Recorded data:

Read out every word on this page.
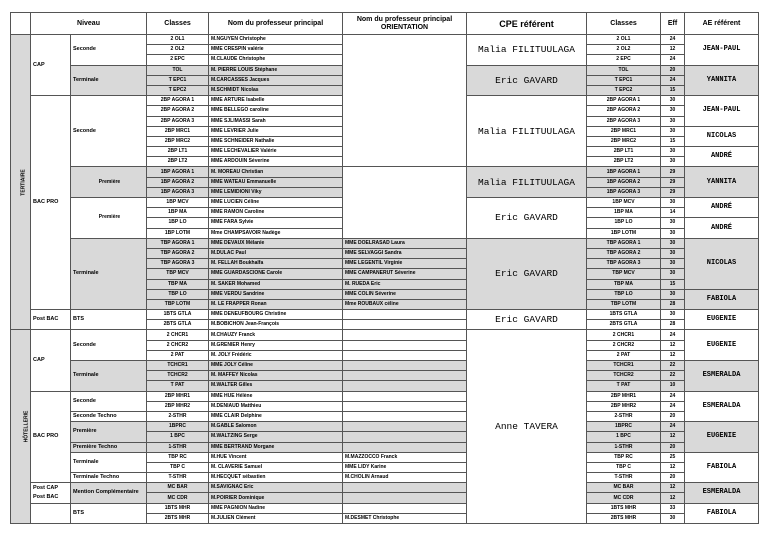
	Niveau		Classes	Nom du professeur principal	Nom du professeur principal ORIENTATION	CPE référent	Classes	Eff	AE référent
TERTIAIRE	CAP	Seconde	2 OL1	M.NGUYEN Christophe		Malia FILITUULAGA	2 OL1	24	JEAN-PAUL
			2 OL2	MME CRESPIN valérie			2 OL2	12	
			2 EPC	M.CLAUDE Christophe			2 EPC	24	
		Terminale	TOL	M. PIERRE LOUIS Stéphane		Eric GAVARD	TOL	20	YANNITA
			T EPC1	M.CARCASSES Jacques			T EPC1	24	
			T EPC2	M.SCHMIDT Nicolas			T EPC2	15	
	BAC PRO	Seconde	2BP AGORA 1	MME ARTURE Isabelle		Malia FILITUULAGA	2BP AGORA 1	30	JEAN-PAUL
			2BP AGORA 2	MME BELLEGO caroline			2BP AGORA 2	30	
			2BP AGORA 3	MME SJLIMASSI Sarah			2BP AGORA 3	30	
			2BP MRC1	MME LEVRIER Julie			2BP MRC1	30	NICOLAS
			2BP MRC2	MME SCHNEIDER Nathalie			2BP MRC2	15	
			2BP LT1	MME LECHEVALIER Valérie			2BP LT1	30	ANDRÉ
			2BP LT2	MME ARDOUIN Séverine			2BP LT2	30	
		Première	1BP AGORA 1	M. MOREAU Christian		Malia FILITUULAGA	1BP AGORA 1	29	YANNITA
			1BP AGORA 2	MME WATEAU Emmanuelle			1BP AGORA 2	29	
			1BP AGORA 3	MME LEMIDIONI Viky			1BP AGORA 3	29	
		Première	1BP MCV	MME LUCIEN Céline		Eric GAVARD	1BP MCV	30	ANDRÉ
			1BP MA	MME RAMON Caroline			1BP MA	14	
			1BP LO	MME FARA Sylvie			1BP LO	30	ANDRÉ
			1BP LOTM	Mme CHAMPSAVOIR Nadège			1BP LOTM	30	
		Terminale	TBP AGORA 1	MME DEVAUX Mélanie	MME DOELRASAD Laura	Eric GAVARD	TBP AGORA 1	30	NICOLAS
			TBP AGORA 2	M.DULAC Paul	MME SELVAGGI Sandra		TBP AGORA 2	30	
			TBP AGORA 3	M. FELLAH Boukhalfa	MME LEGENTIL Virginie		TBP AGORA 3	30	
			TBP MCV	MME GUARDASCIONE Carole	MME CAMPANERUT Séverine		TBP MCV	30	
			TBP MA	M. SAKER Mohamed	M. RUEDA Eric		TBP MA	15	
			TBP LO	MME VERDU Sandrine	MME COLIN Séverine		TBP LO	30	FABIOLA
			TBP LOTM	M. LE FRAPPER Ronan	Mme ROUBAUX céline		TBP LOTM	28	
	Post BAC	BTS	1BTS GTLA	MME DENEUFBOURG Christine		Eric GAVARD	1BTS GTLA	30	EUGENIE
			2BTS GTLA	M.BOBICHON Jean-François			2BTS GTLA	28	
HÔTELLERIE	CAP	Seconde	2 CHCR1	M.CHAUZY Franck		Anne TAVERA	2 CHCR1	24	EUGENIE
			2 CHCR2	M.GRENIER Henry			2 CHCR2	12	
			2 PAT	M. JOLY Frédéric			2 PAT	12	
		Terminale	TCHCR1	MME JOLY Céline			TCHCR1	22	ESMERALDA
			TCHCR2	M. MAFFEY Nicolas			TCHCR2	22	
			T PAT	M.WALTER Gilles			T PAT	10	
	BAC PRO	Seconde	2BP MHR1	MME HUE Hélène			2BP MHR1	24	ESMERALDA
			2BP MHR2	M.DENIAUD Matthieu			2BP MHR2	24	
		Seconde Techno	2-STHR	MME CLAIR Delphine			2-STHR	20	
		Première	1BPRC	M.GABLE Salomon			1BPRC	24	EUGENIE
			1 BPC	M.WALTZING Serge			1 BPC	12	
		Première Techno	1-STHR	MME BERTRAND Morgane			1-STHR	20	
		Terminale	TBP RC	M.HUE Vincent	M.MAZZOCCO Franck		TBP RC	25	FABIOLA
			TBP C	M. CLAVERIE Samuel	MME LIDY Karine		TBP C	12	
		Terminale Techno	T-STHR	M.HECQUET sébastien	M.CHOLIN Arnaud		T-STHR	20	
	Post CAP Post BAC	Mention Complémentaire	MC BAR	M.SAVIGNAC Eric			MC BAR	12	ESMERALDA
			MC CDR	M.POIRIER Dominique			MC CDR	12	
		BTS	1BTS MHR	MME PAGNION Nadine			1BTS MHR	33	FABIOLA
			2BTS MHR	M.JULIEN Clément	M.DESMET Christophe		2BTS MHR	30	
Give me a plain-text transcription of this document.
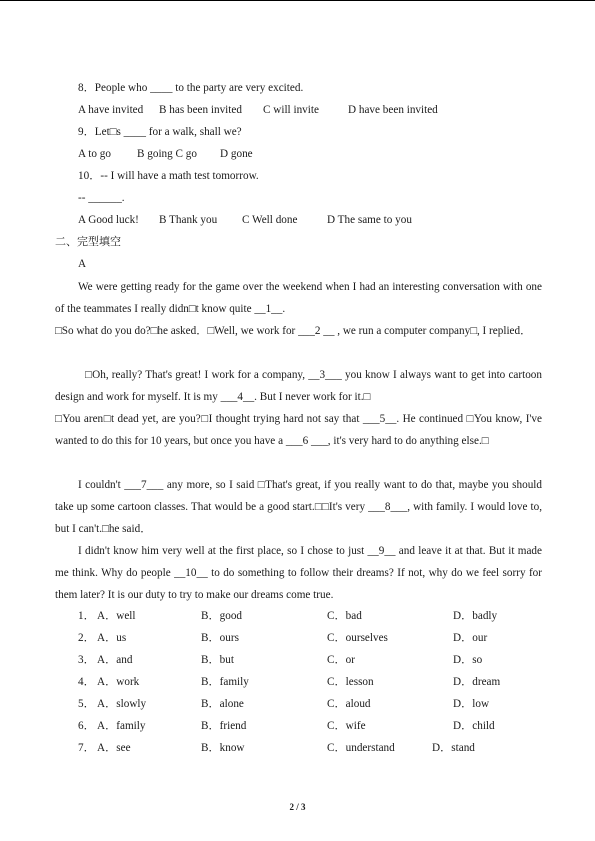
8．People who ____ to the party are very excited.
A have invited B has been invited C will invite	D have been invited
9．Let□s ____ for a walk, shall we?
A to go B going C go D gone
10．-- I will have a math test tomorrow.
-- ______.
A Good luck! B Thank you C Well done	D The same to you
二、完型填空
A
We were getting ready for the game over the weekend when I had an interesting conversation with one of the teammates I really didn□t know quite __1__.
□So what do you do?□he asked．□Well, we work for ___2 __ , we run a computer company□, I replied．
□Oh, really? That's great! I work for a company, __3___ you know I always want to get into cartoon design and work for myself. It is my ___4__. But I never work for it.□
□You aren□t dead yet, are you?□I thought trying hard not say that ___5__. He continued □You know, I've wanted to do this for 10 years, but once you have a ___6 ___, it's very hard to do anything else.□
I couldn't ___7___ any more, so I said □That's great, if you really want to do that, maybe you should take up some cartoon classes. That would be a good start.□□It's very ___8___, with family. I would love to, but I can't.□he said．
I didn't know him very well at the first place, so I chose to just __9__ and leave it at that. But it made me think. Why do people __10__ to do something to follow their dreams? If not, why do we feel sorry for them later? It is our duty to try to make our dreams come true.
1． A．well	B．good	C．bad	D．badly
2． A．us	B．ours	C．ourselves	D．our
3． A．and	B．but	C．or	D．so
4． A．work	B．family	C．lesson	D．dream
5． A．slowly	B．alone	C．aloud	D．low
6． A．family	B．friend	C．wife	D．child
7． A．see	B．know	C．understand	D．stand
2 / 3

Aim of the task: Without the pictures, write out the whole listing above exactly as it appears.

The solution:
Read out every word on this page.
	Niveau		Classes	Nom du professeur principal	Nom du professeur principal ORIENTATION	CPE référent	Classes	Eff	AE référent
TERTIAIRE	CAP	Seconde	2 OL1	M.NGUYEN Christophe		Malia FILITUULAGA	2 OL1	24	JEAN-PAUL
			2 OL2	MME CRESPIN valérie			2 OL2	12	
			2 EPC	M.CLAUDE Christophe			2 EPC	24	
		Terminale	TOL	M. PIERRE LOUIS Stéphane		Eric GAVARD	TOL	20	YANNITA
			T EPC1	M.CARCASSES Jacques			T EPC1	24	
			T EPC2	M.SCHMIDT Nicolas			T EPC2	15	
	BAC PRO	Seconde	2BP AGORA 1	MME ARTURE Isabelle		Malia FILITUULAGA	2BP AGORA 1	30	JEAN-PAUL
			2BP AGORA 2	MME BELLEGO caroline			2BP AGORA 2	30	
			2BP AGORA 3	MME SJLIMASSI Sarah			2BP AGORA 3	30	
			2BP MRC1	MME LEVRIER Julie			2BP MRC1	30	NICOLAS
			2BP MRC2	MME SCHNEIDER Nathalie			2BP MRC2	15	
			2BP LT1	MME LECHEVALIER Valérie			2BP LT1	30	ANDRÉ
			2BP LT2	MME ARDOUIN Séverine			2BP LT2	30	
		Première	1BP AGORA 1	M. MOREAU Christian		Malia FILITUULAGA	1BP AGORA 1	29	YANNITA
			1BP AGORA 2	MME WATEAU Emmanuelle			1BP AGORA 2	29	
			1BP AGORA 3	MME LEMIDIONI Viky			1BP AGORA 3	29	
		Première	1BP MCV	MME LUCIEN Céline		Eric GAVARD	1BP MCV	30	ANDRÉ
			1BP MA	MME RAMON Caroline			1BP MA	14	
			1BP LO	MME FARA Sylvie			1BP LO	30	ANDRÉ
			1BP LOTM	Mme CHAMPSAVOIR Nadège			1BP LOTM	30	
		Terminale	TBP AGORA 1	MME DEVAUX Mélanie	MME DOELRASAD Laura	Eric GAVARD	TBP AGORA 1	30	NICOLAS
			TBP AGORA 2	M.DULAC Paul	MME SELVAGGI Sandra		TBP AGORA 2	30	
			TBP AGORA 3	M. FELLAH Boukhalfa	MME LEGENTIL Virginie		TBP AGORA 3	30	
			TBP MCV	MME GUARDASCIONE Carole	MME CAMPANERUT Séverine		TBP MCV	30	
			TBP MA	M. SAKER Mohamed	M. RUEDA Eric		TBP MA	15	
			TBP LO	MME VERDU Sandrine	MME COLIN Séverine		TBP LO	30	FABIOLA
			TBP LOTM	M. LE FRAPPER Ronan	Mme ROUBAUX céline		TBP LOTM	28	
	Post BAC	BTS	1BTS GTLA	MME DENEUFBOURG Christine		Eric GAVARD	1BTS GTLA	30	EUGENIE
			2BTS GTLA	M.BOBICHON Jean-François			2BTS GTLA	28	
HÔTELLERIE	CAP	Seconde	2 CHCR1	M.CHAUZY Franck		Anne TAVERA	2 CHCR1	24	EUGENIE
			2 CHCR2	M.GRENIER Henry			2 CHCR2	12	
			2 PAT	M. JOLY Frédéric			2 PAT	12	
		Terminale	TCHCR1	MME JOLY Céline			TCHCR1	22	ESMERALDA
			TCHCR2	M. MAFFEY Nicolas			TCHCR2	22	
			T PAT	M.WALTER Gilles			T PAT	10	
	BAC PRO	Seconde	2BP MHR1	MME HUE Hélène			2BP MHR1	24	ESMERALDA
			2BP MHR2	M.DENIAUD Matthieu			2BP MHR2	24	
		Seconde Techno	2-STHR	MME CLAIR Delphine			2-STHR	20	
		Première	1BPRC	M.GABLE Salomon			1BPRC	24	EUGENIE
			1 BPC	M.WALTZING Serge			1 BPC	12	
		Première Techno	1-STHR	MME BERTRAND Morgane			1-STHR	20	
		Terminale	TBP RC	M.HUE Vincent	M.MAZZOCCO Franck		TBP RC	25	FABIOLA
			TBP C	M. CLAVERIE Samuel	MME LIDY Karine		TBP C	12	
		Terminale Techno	T-STHR	M.HECQUET sébastien	M.CHOLIN Arnaud		T-STHR	20	
	Post CAP Post BAC	Mention Complémentaire	MC BAR	M.SAVIGNAC Eric			MC BAR	12	ESMERALDA
			MC CDR	M.POIRIER Dominique			MC CDR	12	
		BTS	1BTS MHR	MME PAGNION Nadine			1BTS MHR	33	FABIOLA
			2BTS MHR	M.JULIEN Clément	M.DESMET Christophe		2BTS MHR	30	
Give me a plain-text transcription of this document.
8．People who ____ to the party are very excited.
A have invited B has been invited C will invite	D have been invited
9．Let□s ____ for a walk, shall we?
A to go B going C go D gone
10．-- I will have a math test tomorrow.
-- ______.
A Good luck! B Thank you C Well done	D The same to you
二、完型填空
A
We were getting ready for the game over the weekend when I had an interesting conversation with one of the teammates I really didn□t know quite __1__.
□So what do you do?□he asked．□Well, we work for ___2 __ , we run a computer company□, I replied．
□Oh, really? That's great! I work for a company, __3___ you know I always want to get into cartoon design and work for myself. It is my ___4__. But I never work for it.□
□You aren□t dead yet, are you?□I thought trying hard not say that ___5__. He continued □You know, I've wanted to do this for 10 years, but once you have a ___6 ___, it's very hard to do anything else.□
I couldn't ___7___ any more, so I said □That's great, if you really want to do that, maybe you should take up some cartoon classes. That would be a good start.□□It's very ___8___, with family. I would love to, but I can't.□he said．
I didn't know him very well at the first place, so I chose to just __9__ and leave it at that. But it made me think. Why do people __10__ to do something to follow their dreams? If not, why do we feel sorry for them later? It is our duty to try to make our dreams come true.
1． A．well	B．good	C．bad	D．badly
2． A．us	B．ours	C．ourselves	D．our
3． A．and	B．but	C．or	D．so
4． A．work	B．family	C．lesson	D．dream
5． A．slowly	B．alone	C．aloud	D．low
6． A．family	B．friend	C．wife	D．child
7． A．see	B．know	C．understand	D．stand
2 / 3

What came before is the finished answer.